#### Goal of the exercise
Every entry must be duplicated precisely as written.

#### Dataset extract
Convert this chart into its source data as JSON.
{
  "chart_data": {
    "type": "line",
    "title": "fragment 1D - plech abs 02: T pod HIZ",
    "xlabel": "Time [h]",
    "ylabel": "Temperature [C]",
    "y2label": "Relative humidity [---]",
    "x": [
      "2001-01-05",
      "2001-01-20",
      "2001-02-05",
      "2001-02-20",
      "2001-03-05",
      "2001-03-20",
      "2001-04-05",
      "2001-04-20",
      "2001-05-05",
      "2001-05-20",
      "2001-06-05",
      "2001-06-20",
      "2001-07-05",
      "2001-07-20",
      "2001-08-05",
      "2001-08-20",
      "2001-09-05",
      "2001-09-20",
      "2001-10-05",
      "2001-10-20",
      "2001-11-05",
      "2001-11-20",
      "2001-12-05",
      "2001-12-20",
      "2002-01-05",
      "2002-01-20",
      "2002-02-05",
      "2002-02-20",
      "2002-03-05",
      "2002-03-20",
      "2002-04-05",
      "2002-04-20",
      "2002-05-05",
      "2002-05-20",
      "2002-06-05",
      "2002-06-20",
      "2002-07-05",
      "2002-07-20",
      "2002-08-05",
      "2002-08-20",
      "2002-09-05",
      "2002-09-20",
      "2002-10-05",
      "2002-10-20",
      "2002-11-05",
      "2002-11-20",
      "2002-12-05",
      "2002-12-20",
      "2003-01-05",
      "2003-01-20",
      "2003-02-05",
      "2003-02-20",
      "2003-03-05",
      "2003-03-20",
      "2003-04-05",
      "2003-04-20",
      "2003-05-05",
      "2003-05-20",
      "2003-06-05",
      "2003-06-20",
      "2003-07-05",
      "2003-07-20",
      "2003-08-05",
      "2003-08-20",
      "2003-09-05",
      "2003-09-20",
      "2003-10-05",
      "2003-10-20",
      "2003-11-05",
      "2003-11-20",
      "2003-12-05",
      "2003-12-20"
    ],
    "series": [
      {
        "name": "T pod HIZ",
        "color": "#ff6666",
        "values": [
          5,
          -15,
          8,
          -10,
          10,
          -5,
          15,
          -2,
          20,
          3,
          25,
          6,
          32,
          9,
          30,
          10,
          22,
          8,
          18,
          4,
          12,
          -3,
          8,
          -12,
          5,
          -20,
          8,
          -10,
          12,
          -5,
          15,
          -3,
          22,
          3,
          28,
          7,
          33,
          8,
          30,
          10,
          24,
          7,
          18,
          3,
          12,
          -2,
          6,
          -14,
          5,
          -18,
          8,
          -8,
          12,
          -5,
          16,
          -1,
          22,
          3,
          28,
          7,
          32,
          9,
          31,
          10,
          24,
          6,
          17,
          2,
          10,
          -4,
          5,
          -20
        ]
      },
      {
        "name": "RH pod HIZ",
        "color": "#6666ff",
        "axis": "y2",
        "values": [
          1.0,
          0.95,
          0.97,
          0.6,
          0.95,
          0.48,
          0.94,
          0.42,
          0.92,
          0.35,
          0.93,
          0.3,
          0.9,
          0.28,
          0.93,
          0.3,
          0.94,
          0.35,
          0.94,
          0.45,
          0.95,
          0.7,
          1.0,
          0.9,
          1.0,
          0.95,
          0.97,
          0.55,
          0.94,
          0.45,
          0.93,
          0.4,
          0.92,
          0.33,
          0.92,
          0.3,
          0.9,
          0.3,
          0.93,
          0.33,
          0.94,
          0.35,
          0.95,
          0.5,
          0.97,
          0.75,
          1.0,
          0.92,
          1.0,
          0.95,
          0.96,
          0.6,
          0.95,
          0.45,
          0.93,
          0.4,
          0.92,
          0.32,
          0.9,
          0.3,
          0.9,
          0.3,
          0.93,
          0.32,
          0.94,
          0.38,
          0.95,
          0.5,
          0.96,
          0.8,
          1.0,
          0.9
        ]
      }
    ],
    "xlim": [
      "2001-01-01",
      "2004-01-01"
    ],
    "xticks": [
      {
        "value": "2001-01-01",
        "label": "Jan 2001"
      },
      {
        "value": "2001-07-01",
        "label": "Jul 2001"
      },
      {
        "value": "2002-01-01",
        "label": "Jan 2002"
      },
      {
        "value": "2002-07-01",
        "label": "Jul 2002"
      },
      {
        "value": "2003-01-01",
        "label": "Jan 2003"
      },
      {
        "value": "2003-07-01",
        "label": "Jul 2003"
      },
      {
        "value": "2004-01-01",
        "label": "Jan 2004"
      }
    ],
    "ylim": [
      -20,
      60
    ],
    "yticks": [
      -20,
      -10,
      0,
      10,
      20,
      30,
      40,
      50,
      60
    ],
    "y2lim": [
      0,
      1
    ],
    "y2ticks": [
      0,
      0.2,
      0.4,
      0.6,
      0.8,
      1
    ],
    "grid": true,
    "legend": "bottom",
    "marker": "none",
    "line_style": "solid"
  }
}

#### Exercise response
Convert this chart into its source data as JSON.
{
  "chart_data": {
    "type": "line",
    "title": "fragment 1D - plech abs 02: T pod HIZ",
    "xlabel": "Time [h]",
    "ylabel": "Temperature [C]",
    "y2label": "Relative humidity [---]",
    "x": [
      "2001-01-05",
      "2001-01-20",
      "2001-02-05",
      "2001-02-20",
      "2001-03-05",
      "2001-03-20",
      "2001-04-05",
      "2001-04-20",
      "2001-05-05",
      "2001-05-20",
      "2001-06-05",
      "2001-06-20",
      "2001-07-05",
      "2001-07-20",
      "2001-08-05",
      "2001-08-20",
      "2001-09-05",
      "2001-09-20",
      "2001-10-05",
      "2001-10-20",
      "2001-11-05",
      "2001-11-20",
      "2001-12-05",
      "2001-12-20",
      "2002-01-05",
      "2002-01-20",
      "2002-02-05",
      "2002-02-20",
      "2002-03-05",
      "2002-03-20",
      "2002-04-05",
      "2002-04-20",
      "2002-05-05",
      "2002-05-20",
      "2002-06-05",
      "2002-06-20",
      "2002-07-05",
      "2002-07-20",
      "2002-08-05",
      "2002-08-20",
      "2002-09-05",
      "2002-09-20",
      "2002-10-05",
      "2002-10-20",
      "2002-11-05",
      "2002-11-20",
      "2002-12-05",
      "2002-12-20",
      "2003-01-05",
      "2003-01-20",
      "2003-02-05",
      "2003-02-20",
      "2003-03-05",
      "2003-03-20",
      "2003-04-05",
      "2003-04-20",
      "2003-05-05",
      "2003-05-20",
      "2003-06-05",
      "2003-06-20",
      "2003-07-05",
      "2003-07-20",
      "2003-08-05",
      "2003-08-20",
      "2003-09-05",
      "2003-09-20",
      "2003-10-05",
      "2003-10-20",
      "2003-11-05",
      "2003-11-20",
      "2003-12-05",
      "2003-12-20"
    ],
    "series": [
      {
        "name": "T pod HIZ",
        "color": "#ff6666",
        "values": [
          5,
          -15,
          8,
          -10,
          10,
          -5,
          15,
          -2,
          20,
          3,
          25,
          6,
          32,
          9,
          30,
          10,
          22,
          8,
          18,
          4,
          12,
          -3,
          8,
          -12,
          5,
          -20,
          8,
          -10,
          12,
          -5,
          15,
          -3,
          22,
          3,
          28,
          7,
          33,
          8,
          30,
          10,
          24,
          7,
          18,
          3,
          12,
          -2,
          6,
          -14,
          5,
          -18,
          8,
          -8,
          12,
          -5,
          16,
          -1,
          22,
          3,
          28,
          7,
          32,
          9,
          31,
          10,
          24,
          6,
          17,
          2,
          10,
          -4,
          5,
          -20
        ]
      },
      {
        "name": "RH pod HIZ",
        "color": "#6666ff",
        "axis": "y2",
        "values": [
          1.0,
          0.95,
          0.97,
          0.6,
          0.95,
          0.48,
          0.94,
          0.42,
          0.92,
          0.35,
          0.93,
          0.3,
          0.9,
          0.28,
          0.93,
          0.3,
          0.94,
          0.35,
          0.94,
          0.45,
          0.95,
          0.7,
          1.0,
          0.9,
          1.0,
          0.95,
          0.97,
          0.55,
          0.94,
          0.45,
          0.93,
          0.4,
          0.92,
          0.33,
          0.92,
          0.3,
          0.9,
          0.3,
          0.93,
          0.33,
          0.94,
          0.35,
          0.95,
          0.5,
          0.97,
          0.75,
          1.0,
          0.92,
          1.0,
          0.95,
          0.96,
          0.6,
          0.95,
          0.45,
          0.93,
          0.4,
          0.92,
          0.32,
          0.9,
          0.3,
          0.9,
          0.3,
          0.93,
          0.32,
          0.94,
          0.38,
          0.95,
          0.5,
          0.96,
          0.8,
          1.0,
          0.9
        ]
      }
    ],
    "xlim": [
      "2001-01-01",
      "2004-01-01"
    ],
    "xticks": [
      {
        "value": "2001-01-01",
        "label": "Jan 2001"
      },
      {
        "value": "2001-07-01",
        "label": "Jul 2001"
      },
      {
        "value": "2002-01-01",
        "label": "Jan 2002"
      },
      {
        "value": "2002-07-01",
        "label": "Jul 2002"
      },
      {
        "value": "2003-01-01",
        "label": "Jan 2003"
      },
      {
        "value": "2003-07-01",
        "label": "Jul 2003"
      },
      {
        "value": "2004-01-01",
        "label": "Jan 2004"
      }
    ],
    "ylim": [
      -20,
      60
    ],
    "yticks": [
      -20,
      -10,
      0,
      10,
      20,
      30,
      40,
      50,
      60
    ],
    "y2lim": [
      0,
      1
    ],
    "y2ticks": [
      0,
      0.2,
      0.4,
      0.6,
      0.8,
      1
    ],
    "grid": true,
    "legend": "bottom",
    "marker": "none",
    "line_style": "solid"
  }
}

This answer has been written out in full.